━━━━━ Data supplied

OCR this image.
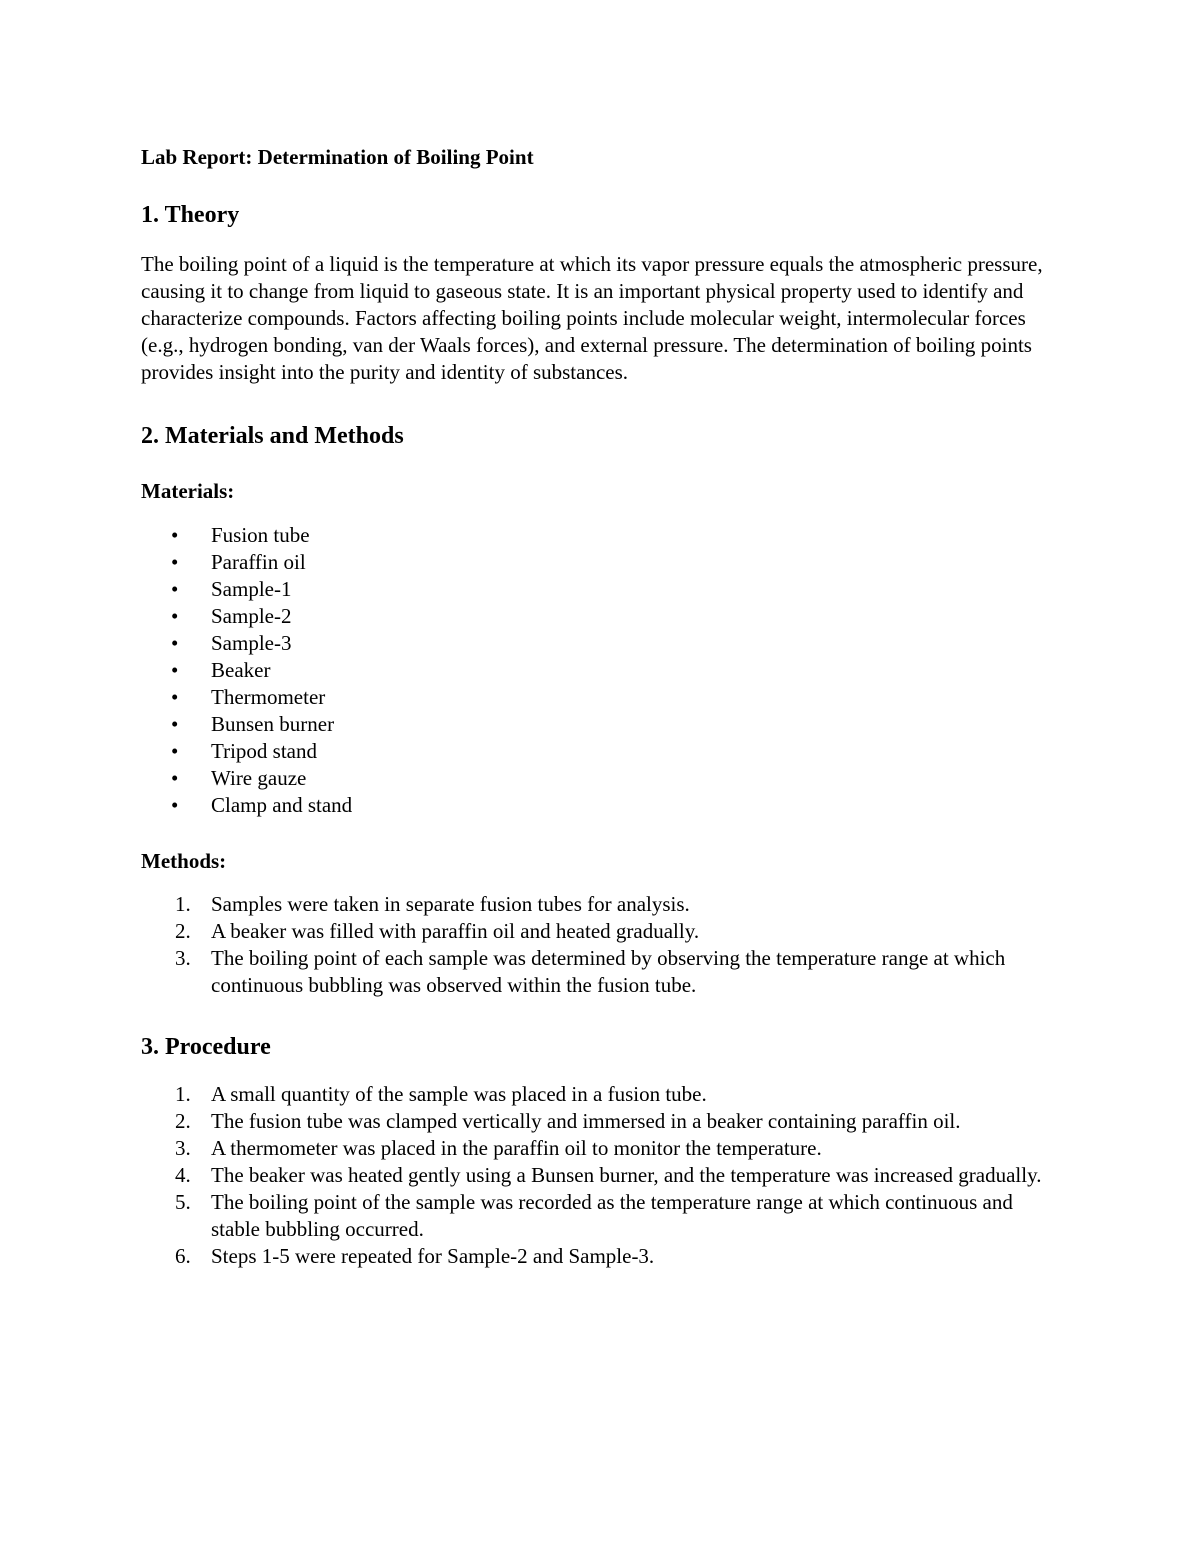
Lab Report: Determination of Boiling Point

1. Theory

The boiling point of a liquid is the temperature at which its vapor pressure equals the atmospheric pressure, causing it to change from liquid to gaseous state. It is an important physical property used to identify and characterize compounds. Factors affecting boiling points include molecular weight, intermolecular forces (e.g., hydrogen bonding, van der Waals forces), and external pressure. The determination of boiling points provides insight into the purity and identity of substances.

2. Materials and Methods

Materials:

• Fusion tube
• Paraffin oil
• Sample-1
• Sample-2
• Sample-3
• Beaker
• Thermometer
• Bunsen burner
• Tripod stand
• Wire gauze
• Clamp and stand

Methods:

1. Samples were taken in separate fusion tubes for analysis.
2. A beaker was filled with paraffin oil and heated gradually.
3. The boiling point of each sample was determined by observing the temperature range at which continuous bubbling was observed within the fusion tube.
3. Procedure
1. A small quantity of the sample was placed in a fusion tube.
2. The fusion tube was clamped vertically and immersed in a beaker containing paraffin oil.
3. A thermometer was placed in the paraffin oil to monitor the temperature.
4. The beaker was heated gently using a Bunsen burner, and the temperature was increased gradually.
5. The boiling point of the sample was recorded as the temperature range at which continuous and stable bubbling occurred.
6. Steps 1-5 were repeated for Sample-2 and Sample-3.
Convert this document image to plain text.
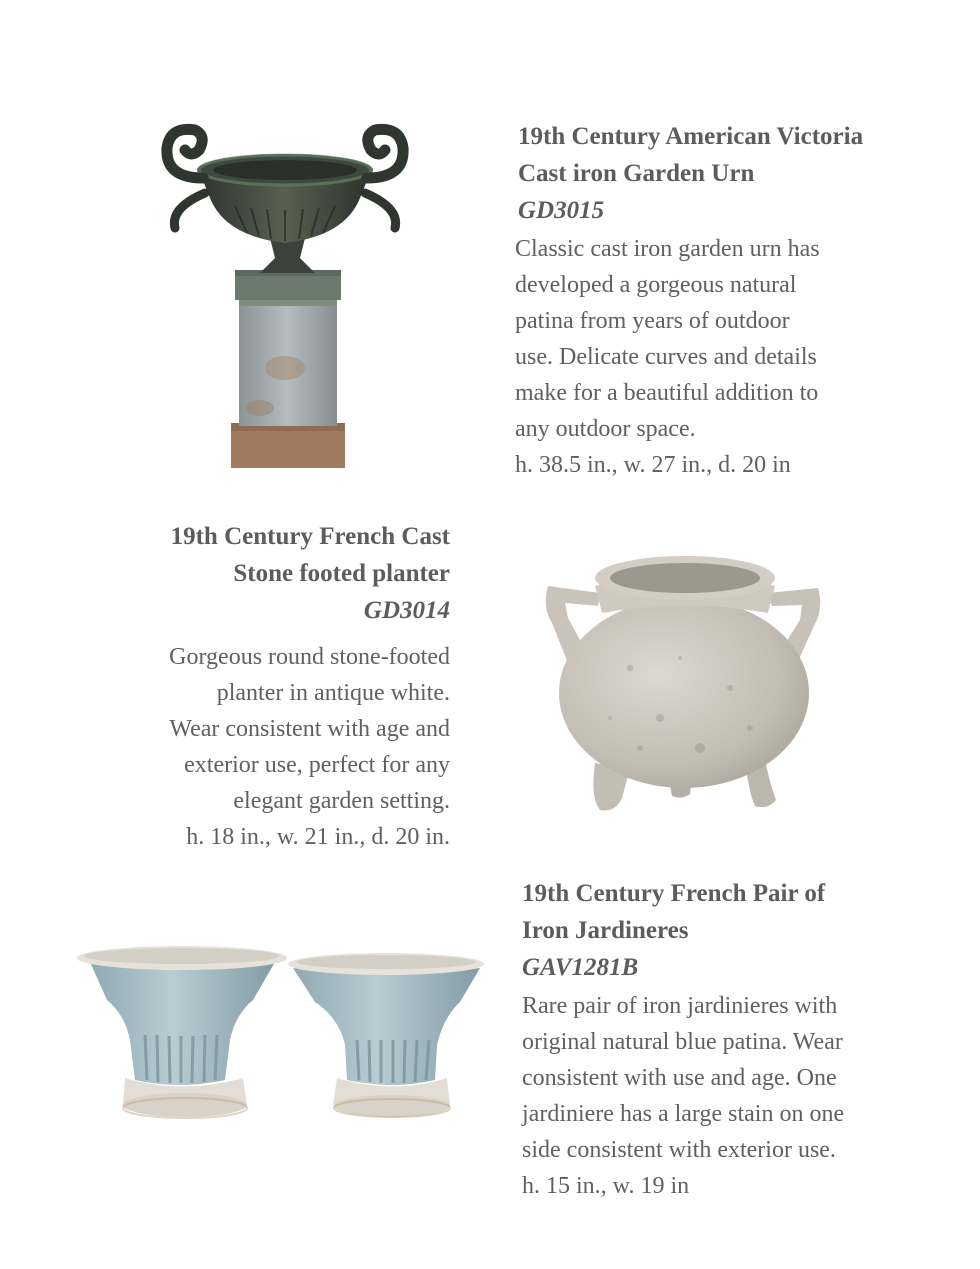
19th Century American Victoria
Cast iron Garden Urn

GD3015

Classic cast iron garden urn has
developed a gorgeous natural
patina from years of outdoor
use. Delicate curves and details
make for a beautiful addition to
any outdoor space.

h. 38.5 in., w. 27 in., d. 20 in

19th Century French Cast
Stone footed planter

GD3014

Gorgeous round stone-footed
planter in antique white.
Wear consistent with age and
exterior use, perfect for any
elegant garden setting.

h. 18 in., w. 21 in., d. 20 in.

19th Century French Pair of
Iron Jardineres

GAV1281B

Rare pair of iron jardinieres with
original natural blue patina. Wear
consistent with use and age. One
jardiniere has a large stain on one
side consistent with exterior use.

h. 15 in., w. 19 in
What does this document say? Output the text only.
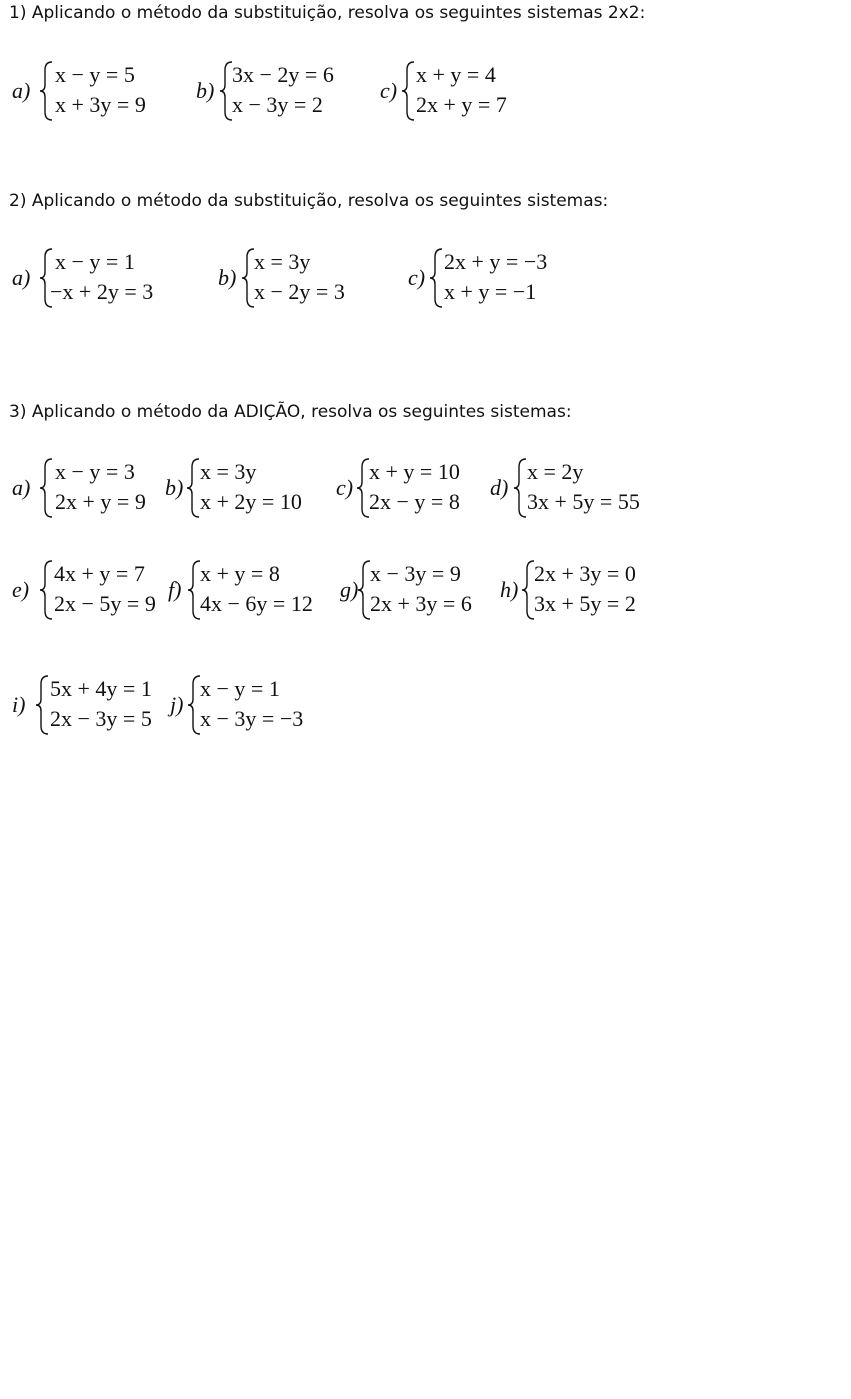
1) Aplicando o método da substituição, resolva os seguintes sistemas 2x2:
a)
x − y = 5
x + 3y = 9
b)
3x − 2y = 6
x − 3y = 2
c)
x + y = 4
2x + y = 7
2) Aplicando o método da substituição, resolva os seguintes sistemas:
a)
x − y = 1
−x + 2y = 3
b)
x = 3y
x − 2y = 3
c)
2x + y = −3
x + y = −1
3) Aplicando o método da ADIÇÃO, resolva os seguintes sistemas:
a)
x − y = 3
2x + y = 9
b)
x = 3y
x + 2y = 10
c)
x + y = 10
2x − y = 8
d)
x = 2y
3x + 5y = 55
e)
4x + y = 7
2x − 5y = 9
f)
x + y = 8
4x − 6y = 12
g)
x − 3y = 9
2x + 3y = 6
h)
2x + 3y = 0
3x + 5y = 2
i)
5x + 4y = 1
2x − 3y = 5
j)
x − y = 1
x − 3y = −3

━━━━━━━━━━

● Written instruction: Transcribe all of the entries word for word, but skip any pictures they contain.

● Completed task:
OCR this image.
Lab Report: Determination of Boiling Point

1. Theory

The boiling point of a liquid is the temperature at which its vapor pressure equals the atmospheric pressure, causing it to change from liquid to gaseous state. It is an important physical property used to identify and characterize compounds. Factors affecting boiling points include molecular weight, intermolecular forces (e.g., hydrogen bonding, van der Waals forces), and external pressure. The determination of boiling points provides insight into the purity and identity of substances.

2. Materials and Methods

Materials:

• Fusion tube
• Paraffin oil
• Sample-1
• Sample-2
• Sample-3
• Beaker
• Thermometer
• Bunsen burner
• Tripod stand
• Wire gauze
• Clamp and stand

Methods:

1. Samples were taken in separate fusion tubes for analysis.
2. A beaker was filled with paraffin oil and heated gradually.
3. The boiling point of each sample was determined by observing the temperature range at which continuous bubbling was observed within the fusion tube.
3. Procedure
1. A small quantity of the sample was placed in a fusion tube.
2. The fusion tube was clamped vertically and immersed in a beaker containing paraffin oil.
3. A thermometer was placed in the paraffin oil to monitor the temperature.
4. The beaker was heated gently using a Bunsen burner, and the temperature was increased gradually.
5. The boiling point of the sample was recorded as the temperature range at which continuous and stable bubbling occurred.
6. Steps 1-5 were repeated for Sample-2 and Sample-3.
Convert this document image to plain text.
19th Century American Victoria
Cast iron Garden Urn

GD3015

Classic cast iron garden urn has
developed a gorgeous natural
patina from years of outdoor
use. Delicate curves and details
make for a beautiful addition to
any outdoor space.

h. 38.5 in., w. 27 in., d. 20 in

19th Century French Cast
Stone footed planter

GD3014

Gorgeous round stone-footed
planter in antique white.
Wear consistent with age and
exterior use, perfect for any
elegant garden setting.

h. 18 in., w. 21 in., d. 20 in.

19th Century French Pair of
Iron Jardineres

GAV1281B

Rare pair of iron jardinieres with
original natural blue patina. Wear
consistent with use and age. One
jardiniere has a large stain on one
side consistent with exterior use.

h. 15 in., w. 19 in
What does this document say? Output the text only.
1) Aplicando o método da substituição, resolva os seguintes sistemas 2x2:
a)
x − y = 5
x + 3y = 9
b)
3x − 2y = 6
x − 3y = 2
c)
x + y = 4
2x + y = 7
2) Aplicando o método da substituição, resolva os seguintes sistemas:
a)
x − y = 1
−x + 2y = 3
b)
x = 3y
x − 2y = 3
c)
2x + y = −3
x + y = −1
3) Aplicando o método da ADIÇÃO, resolva os seguintes sistemas:
a)
x − y = 3
2x + y = 9
b)
x = 3y
x + 2y = 10
c)
x + y = 10
2x − y = 8
d)
x = 2y
3x + 5y = 55
e)
4x + y = 7
2x − 5y = 9
f)
x + y = 8
4x − 6y = 12
g)
x − 3y = 9
2x + 3y = 6
h)
2x + 3y = 0
3x + 5y = 2
i)
5x + 4y = 1
2x − 3y = 5
j)
x − y = 1
x − 3y = −3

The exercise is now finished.